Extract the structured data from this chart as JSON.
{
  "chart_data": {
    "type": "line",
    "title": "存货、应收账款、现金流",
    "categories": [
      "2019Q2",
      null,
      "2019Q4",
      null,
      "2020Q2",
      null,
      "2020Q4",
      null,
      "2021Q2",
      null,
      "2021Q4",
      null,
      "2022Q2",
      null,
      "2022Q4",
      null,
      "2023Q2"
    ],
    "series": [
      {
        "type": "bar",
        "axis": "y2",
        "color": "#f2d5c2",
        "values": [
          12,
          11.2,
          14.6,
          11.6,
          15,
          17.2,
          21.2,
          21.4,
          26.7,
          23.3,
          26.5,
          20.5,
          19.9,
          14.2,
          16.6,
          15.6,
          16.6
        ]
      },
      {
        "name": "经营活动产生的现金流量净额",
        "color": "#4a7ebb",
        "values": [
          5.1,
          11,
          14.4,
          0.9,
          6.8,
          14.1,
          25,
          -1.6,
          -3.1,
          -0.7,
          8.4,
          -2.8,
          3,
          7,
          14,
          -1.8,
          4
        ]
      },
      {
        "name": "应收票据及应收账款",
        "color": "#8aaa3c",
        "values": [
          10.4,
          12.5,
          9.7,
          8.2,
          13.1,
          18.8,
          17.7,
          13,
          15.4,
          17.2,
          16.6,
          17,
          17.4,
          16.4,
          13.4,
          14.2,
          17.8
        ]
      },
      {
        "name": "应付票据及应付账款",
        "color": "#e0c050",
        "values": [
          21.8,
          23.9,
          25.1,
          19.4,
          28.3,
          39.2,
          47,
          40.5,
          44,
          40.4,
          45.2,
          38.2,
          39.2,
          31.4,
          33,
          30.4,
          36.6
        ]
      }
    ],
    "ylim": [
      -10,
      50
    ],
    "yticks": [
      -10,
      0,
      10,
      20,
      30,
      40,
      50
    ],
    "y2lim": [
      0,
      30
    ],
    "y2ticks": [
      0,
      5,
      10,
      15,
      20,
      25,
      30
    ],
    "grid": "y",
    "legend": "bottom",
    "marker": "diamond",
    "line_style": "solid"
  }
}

=== Task details ===
Write out all the records above again, exactly as they stand.

=== The answer ===
Extract the structured data from this chart as JSON.
{
  "chart_data": {
    "type": "line",
    "title": "存货、应收账款、现金流",
    "categories": [
      "2019Q2",
      null,
      "2019Q4",
      null,
      "2020Q2",
      null,
      "2020Q4",
      null,
      "2021Q2",
      null,
      "2021Q4",
      null,
      "2022Q2",
      null,
      "2022Q4",
      null,
      "2023Q2"
    ],
    "series": [
      {
        "type": "bar",
        "axis": "y2",
        "color": "#f2d5c2",
        "values": [
          12,
          11.2,
          14.6,
          11.6,
          15,
          17.2,
          21.2,
          21.4,
          26.7,
          23.3,
          26.5,
          20.5,
          19.9,
          14.2,
          16.6,
          15.6,
          16.6
        ]
      },
      {
        "name": "经营活动产生的现金流量净额",
        "color": "#4a7ebb",
        "values": [
          5.1,
          11,
          14.4,
          0.9,
          6.8,
          14.1,
          25,
          -1.6,
          -3.1,
          -0.7,
          8.4,
          -2.8,
          3,
          7,
          14,
          -1.8,
          4
        ]
      },
      {
        "name": "应收票据及应收账款",
        "color": "#8aaa3c",
        "values": [
          10.4,
          12.5,
          9.7,
          8.2,
          13.1,
          18.8,
          17.7,
          13,
          15.4,
          17.2,
          16.6,
          17,
          17.4,
          16.4,
          13.4,
          14.2,
          17.8
        ]
      },
      {
        "name": "应付票据及应付账款",
        "color": "#e0c050",
        "values": [
          21.8,
          23.9,
          25.1,
          19.4,
          28.3,
          39.2,
          47,
          40.5,
          44,
          40.4,
          45.2,
          38.2,
          39.2,
          31.4,
          33,
          30.4,
          36.6
        ]
      }
    ],
    "ylim": [
      -10,
      50
    ],
    "yticks": [
      -10,
      0,
      10,
      20,
      30,
      40,
      50
    ],
    "y2lim": [
      0,
      30
    ],
    "y2ticks": [
      0,
      5,
      10,
      15,
      20,
      25,
      30
    ],
    "grid": "y",
    "legend": "bottom",
    "marker": "diamond",
    "line_style": "solid"
  }
}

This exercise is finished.